>> Begin Stored records

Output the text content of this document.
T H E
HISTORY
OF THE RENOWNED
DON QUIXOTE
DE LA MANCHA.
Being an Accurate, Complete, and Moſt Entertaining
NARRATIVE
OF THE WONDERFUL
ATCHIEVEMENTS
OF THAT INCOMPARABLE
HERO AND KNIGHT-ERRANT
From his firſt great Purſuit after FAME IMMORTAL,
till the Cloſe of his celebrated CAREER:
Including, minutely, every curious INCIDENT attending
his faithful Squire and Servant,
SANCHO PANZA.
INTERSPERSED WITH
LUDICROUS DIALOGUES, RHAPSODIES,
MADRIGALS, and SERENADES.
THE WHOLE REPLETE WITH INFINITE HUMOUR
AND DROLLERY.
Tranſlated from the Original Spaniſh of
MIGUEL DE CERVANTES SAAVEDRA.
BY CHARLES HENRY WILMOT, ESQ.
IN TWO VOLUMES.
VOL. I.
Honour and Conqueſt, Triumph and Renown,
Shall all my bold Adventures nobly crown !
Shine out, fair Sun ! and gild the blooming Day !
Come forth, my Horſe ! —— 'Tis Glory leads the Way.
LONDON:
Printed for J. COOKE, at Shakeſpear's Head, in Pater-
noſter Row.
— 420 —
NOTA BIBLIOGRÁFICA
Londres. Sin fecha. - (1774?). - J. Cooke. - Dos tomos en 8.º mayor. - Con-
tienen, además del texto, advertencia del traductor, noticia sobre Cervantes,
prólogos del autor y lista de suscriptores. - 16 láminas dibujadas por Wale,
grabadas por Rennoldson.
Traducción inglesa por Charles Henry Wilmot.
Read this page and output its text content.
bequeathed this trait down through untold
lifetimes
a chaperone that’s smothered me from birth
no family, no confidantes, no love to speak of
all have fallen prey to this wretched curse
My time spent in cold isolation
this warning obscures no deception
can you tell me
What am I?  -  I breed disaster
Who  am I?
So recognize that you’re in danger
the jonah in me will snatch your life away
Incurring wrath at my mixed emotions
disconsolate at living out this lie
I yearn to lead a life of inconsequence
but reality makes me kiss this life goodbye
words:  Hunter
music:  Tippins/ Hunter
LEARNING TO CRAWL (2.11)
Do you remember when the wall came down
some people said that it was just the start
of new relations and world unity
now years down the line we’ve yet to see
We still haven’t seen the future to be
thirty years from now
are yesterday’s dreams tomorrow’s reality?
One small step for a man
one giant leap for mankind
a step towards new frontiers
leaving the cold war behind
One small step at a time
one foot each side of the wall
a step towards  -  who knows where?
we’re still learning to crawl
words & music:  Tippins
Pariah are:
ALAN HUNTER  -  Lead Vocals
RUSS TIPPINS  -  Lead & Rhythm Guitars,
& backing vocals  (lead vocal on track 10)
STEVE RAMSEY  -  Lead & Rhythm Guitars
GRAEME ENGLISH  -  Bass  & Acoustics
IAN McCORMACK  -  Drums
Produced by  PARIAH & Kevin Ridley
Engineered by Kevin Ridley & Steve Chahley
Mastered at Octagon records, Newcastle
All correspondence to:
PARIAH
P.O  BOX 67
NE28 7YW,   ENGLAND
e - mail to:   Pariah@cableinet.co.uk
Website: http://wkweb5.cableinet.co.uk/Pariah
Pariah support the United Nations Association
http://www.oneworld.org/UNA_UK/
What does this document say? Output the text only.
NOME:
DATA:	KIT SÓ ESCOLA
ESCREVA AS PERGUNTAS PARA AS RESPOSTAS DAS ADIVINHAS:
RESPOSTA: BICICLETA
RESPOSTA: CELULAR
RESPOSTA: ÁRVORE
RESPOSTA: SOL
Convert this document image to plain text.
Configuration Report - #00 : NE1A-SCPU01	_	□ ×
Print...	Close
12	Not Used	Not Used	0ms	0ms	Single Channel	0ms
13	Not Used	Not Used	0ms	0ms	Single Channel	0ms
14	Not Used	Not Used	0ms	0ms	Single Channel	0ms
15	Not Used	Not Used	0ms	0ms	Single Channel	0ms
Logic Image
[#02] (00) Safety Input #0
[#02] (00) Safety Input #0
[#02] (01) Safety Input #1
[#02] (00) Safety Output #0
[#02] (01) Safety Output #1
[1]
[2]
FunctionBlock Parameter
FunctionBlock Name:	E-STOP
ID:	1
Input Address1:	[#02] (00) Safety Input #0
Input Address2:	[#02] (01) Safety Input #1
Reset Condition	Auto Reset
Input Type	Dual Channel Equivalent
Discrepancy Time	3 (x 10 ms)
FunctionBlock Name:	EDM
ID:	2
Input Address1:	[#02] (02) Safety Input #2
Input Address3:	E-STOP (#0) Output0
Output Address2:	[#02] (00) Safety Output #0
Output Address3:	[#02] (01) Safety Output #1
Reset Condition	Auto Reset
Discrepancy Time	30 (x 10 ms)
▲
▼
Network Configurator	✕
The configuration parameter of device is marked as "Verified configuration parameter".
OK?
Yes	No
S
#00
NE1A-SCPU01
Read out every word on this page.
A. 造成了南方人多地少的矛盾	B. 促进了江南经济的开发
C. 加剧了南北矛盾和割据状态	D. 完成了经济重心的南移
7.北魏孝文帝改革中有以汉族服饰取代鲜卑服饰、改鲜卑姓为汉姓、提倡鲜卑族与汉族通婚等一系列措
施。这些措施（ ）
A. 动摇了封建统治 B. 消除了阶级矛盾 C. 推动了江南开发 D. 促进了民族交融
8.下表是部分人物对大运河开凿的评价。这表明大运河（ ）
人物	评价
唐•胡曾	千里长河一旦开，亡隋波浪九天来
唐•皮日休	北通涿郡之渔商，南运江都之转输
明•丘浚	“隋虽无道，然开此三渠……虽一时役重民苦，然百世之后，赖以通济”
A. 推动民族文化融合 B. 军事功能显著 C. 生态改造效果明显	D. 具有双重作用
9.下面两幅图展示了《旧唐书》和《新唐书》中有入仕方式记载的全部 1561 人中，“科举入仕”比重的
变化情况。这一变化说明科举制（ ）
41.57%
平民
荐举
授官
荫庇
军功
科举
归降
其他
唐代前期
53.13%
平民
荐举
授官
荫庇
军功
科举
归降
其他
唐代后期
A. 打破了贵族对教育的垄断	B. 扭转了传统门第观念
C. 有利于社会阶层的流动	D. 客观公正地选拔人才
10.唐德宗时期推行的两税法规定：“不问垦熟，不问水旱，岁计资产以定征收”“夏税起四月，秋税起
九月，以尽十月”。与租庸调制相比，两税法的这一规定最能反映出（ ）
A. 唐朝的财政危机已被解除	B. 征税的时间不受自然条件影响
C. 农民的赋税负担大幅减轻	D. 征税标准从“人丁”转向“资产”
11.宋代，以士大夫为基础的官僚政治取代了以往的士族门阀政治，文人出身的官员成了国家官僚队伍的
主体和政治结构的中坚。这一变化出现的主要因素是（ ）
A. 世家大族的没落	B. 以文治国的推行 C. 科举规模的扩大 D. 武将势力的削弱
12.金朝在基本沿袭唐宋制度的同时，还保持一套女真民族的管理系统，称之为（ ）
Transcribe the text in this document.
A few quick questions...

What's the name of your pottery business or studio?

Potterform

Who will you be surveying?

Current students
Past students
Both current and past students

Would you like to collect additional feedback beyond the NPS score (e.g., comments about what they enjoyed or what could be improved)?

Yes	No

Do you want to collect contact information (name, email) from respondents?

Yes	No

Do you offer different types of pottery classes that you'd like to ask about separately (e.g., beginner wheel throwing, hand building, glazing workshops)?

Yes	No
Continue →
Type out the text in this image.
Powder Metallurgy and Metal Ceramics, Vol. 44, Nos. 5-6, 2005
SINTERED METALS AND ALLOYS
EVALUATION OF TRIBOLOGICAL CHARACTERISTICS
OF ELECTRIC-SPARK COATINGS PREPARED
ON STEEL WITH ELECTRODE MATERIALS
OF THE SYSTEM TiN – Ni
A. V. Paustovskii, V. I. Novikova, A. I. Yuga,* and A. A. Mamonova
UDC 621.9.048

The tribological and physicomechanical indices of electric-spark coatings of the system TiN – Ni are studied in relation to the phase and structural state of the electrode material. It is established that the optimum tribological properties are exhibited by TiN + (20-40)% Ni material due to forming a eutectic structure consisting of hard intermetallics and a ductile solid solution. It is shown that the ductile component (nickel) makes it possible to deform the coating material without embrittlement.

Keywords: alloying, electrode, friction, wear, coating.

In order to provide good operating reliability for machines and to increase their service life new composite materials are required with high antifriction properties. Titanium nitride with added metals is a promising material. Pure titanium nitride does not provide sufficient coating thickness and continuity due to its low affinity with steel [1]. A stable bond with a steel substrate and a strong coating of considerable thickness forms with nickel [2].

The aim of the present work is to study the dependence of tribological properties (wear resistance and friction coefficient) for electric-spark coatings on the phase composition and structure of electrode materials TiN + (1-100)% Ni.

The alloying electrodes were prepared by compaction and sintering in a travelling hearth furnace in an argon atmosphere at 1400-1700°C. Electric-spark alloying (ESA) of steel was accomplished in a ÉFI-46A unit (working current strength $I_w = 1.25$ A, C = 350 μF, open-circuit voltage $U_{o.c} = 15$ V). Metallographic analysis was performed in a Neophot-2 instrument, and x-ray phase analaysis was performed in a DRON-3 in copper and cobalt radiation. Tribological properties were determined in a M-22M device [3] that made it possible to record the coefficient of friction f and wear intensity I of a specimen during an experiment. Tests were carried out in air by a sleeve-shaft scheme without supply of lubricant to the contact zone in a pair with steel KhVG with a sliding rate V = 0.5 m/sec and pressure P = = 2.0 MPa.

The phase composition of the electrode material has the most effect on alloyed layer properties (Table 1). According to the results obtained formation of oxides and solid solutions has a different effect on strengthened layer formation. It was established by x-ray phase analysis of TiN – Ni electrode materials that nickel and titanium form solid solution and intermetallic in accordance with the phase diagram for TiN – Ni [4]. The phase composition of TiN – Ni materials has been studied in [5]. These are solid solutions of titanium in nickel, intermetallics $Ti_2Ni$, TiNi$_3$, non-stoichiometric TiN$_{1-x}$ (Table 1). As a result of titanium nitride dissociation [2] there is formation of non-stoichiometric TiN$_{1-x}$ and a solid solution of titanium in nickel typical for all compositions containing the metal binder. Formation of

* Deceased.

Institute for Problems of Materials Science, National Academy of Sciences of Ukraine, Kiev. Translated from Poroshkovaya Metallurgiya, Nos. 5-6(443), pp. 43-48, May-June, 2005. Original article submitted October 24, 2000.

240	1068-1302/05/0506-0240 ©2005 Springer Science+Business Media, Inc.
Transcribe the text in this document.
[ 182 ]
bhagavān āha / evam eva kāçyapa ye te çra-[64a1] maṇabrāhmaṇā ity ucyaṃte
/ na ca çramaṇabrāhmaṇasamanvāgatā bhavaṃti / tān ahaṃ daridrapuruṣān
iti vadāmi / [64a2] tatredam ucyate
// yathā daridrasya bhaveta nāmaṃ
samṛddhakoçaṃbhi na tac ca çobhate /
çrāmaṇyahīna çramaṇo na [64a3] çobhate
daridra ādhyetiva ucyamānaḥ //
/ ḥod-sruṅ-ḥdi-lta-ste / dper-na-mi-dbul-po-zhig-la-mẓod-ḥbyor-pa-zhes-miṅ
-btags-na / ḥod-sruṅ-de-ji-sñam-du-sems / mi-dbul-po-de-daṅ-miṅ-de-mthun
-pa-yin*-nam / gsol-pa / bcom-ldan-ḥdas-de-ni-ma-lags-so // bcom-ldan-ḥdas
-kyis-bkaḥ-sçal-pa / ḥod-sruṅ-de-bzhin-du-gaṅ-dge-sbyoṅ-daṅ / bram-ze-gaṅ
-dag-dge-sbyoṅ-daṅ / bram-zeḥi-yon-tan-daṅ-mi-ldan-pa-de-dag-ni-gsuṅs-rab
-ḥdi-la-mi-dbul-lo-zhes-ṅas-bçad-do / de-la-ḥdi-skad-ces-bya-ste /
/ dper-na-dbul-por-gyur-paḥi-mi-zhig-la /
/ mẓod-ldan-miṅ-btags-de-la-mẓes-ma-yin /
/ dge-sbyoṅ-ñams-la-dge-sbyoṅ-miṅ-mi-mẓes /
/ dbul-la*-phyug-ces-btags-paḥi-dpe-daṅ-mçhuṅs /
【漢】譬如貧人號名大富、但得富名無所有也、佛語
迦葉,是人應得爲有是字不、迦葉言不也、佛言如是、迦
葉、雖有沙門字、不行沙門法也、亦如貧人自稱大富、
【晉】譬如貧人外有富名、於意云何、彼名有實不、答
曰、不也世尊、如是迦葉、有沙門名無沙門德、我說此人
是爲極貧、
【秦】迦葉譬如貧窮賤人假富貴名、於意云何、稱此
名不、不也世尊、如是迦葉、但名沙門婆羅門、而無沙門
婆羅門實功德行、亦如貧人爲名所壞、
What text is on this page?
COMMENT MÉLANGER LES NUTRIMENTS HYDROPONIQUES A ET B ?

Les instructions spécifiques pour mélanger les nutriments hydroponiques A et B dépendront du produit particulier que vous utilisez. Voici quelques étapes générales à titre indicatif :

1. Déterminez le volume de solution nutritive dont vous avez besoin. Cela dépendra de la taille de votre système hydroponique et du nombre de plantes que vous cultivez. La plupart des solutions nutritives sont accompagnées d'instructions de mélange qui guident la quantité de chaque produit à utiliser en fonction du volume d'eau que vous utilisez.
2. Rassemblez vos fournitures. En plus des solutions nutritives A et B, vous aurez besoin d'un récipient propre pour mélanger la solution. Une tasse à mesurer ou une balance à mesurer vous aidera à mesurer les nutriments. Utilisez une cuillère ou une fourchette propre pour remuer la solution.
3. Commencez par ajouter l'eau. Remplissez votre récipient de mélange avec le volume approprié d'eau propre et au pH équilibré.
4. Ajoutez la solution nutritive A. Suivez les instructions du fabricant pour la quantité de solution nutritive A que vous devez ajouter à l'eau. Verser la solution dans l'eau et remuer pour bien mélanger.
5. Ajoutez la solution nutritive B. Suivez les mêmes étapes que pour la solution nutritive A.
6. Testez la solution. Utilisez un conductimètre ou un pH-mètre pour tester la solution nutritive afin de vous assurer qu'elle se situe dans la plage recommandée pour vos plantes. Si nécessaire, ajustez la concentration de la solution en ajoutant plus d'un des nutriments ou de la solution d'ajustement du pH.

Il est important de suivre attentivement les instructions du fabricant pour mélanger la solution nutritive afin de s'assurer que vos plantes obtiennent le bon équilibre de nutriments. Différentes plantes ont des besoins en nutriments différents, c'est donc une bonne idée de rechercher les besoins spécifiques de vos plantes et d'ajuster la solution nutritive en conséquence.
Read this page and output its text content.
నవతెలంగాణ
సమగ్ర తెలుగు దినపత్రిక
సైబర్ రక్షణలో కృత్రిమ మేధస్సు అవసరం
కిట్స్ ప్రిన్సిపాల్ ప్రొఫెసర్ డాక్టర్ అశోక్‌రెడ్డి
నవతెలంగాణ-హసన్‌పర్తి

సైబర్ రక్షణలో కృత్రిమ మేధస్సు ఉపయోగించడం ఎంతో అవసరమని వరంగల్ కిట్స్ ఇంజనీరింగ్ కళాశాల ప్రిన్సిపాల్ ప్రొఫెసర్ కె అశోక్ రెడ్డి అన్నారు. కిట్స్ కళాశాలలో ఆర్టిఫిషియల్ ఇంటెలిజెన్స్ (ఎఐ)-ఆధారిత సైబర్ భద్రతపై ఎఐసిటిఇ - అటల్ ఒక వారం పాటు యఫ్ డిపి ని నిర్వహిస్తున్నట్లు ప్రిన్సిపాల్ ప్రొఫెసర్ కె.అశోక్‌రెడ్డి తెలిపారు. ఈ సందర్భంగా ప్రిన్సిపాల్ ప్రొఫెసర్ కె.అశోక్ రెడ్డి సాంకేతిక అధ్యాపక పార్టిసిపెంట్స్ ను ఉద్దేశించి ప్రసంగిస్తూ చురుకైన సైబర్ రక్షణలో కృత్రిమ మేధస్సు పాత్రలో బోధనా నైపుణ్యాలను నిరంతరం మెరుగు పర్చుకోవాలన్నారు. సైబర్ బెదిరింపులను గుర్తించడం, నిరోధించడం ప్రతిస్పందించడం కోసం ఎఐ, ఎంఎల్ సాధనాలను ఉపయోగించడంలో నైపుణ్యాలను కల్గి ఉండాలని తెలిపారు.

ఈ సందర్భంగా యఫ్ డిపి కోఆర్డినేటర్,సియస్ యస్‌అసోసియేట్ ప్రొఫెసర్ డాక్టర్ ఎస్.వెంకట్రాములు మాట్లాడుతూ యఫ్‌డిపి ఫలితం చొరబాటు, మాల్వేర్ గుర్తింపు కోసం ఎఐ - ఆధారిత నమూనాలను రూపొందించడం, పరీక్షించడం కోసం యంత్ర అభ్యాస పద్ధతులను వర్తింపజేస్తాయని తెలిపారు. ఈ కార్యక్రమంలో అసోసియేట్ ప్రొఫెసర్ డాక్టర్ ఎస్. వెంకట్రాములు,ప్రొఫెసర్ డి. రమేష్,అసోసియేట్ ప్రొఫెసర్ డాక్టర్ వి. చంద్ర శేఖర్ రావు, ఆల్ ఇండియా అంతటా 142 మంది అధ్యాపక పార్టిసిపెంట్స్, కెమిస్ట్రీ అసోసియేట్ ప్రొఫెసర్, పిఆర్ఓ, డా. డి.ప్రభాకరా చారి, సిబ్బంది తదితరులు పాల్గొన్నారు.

>> End Stored records

**Instructions for the task:** Go over the data above and copy every line that has the word "page" in it.

**Response for this exercise:**
Read this page and output its text content.
Read out every word on this page.
What text is on this page?
Read this page and output its text content.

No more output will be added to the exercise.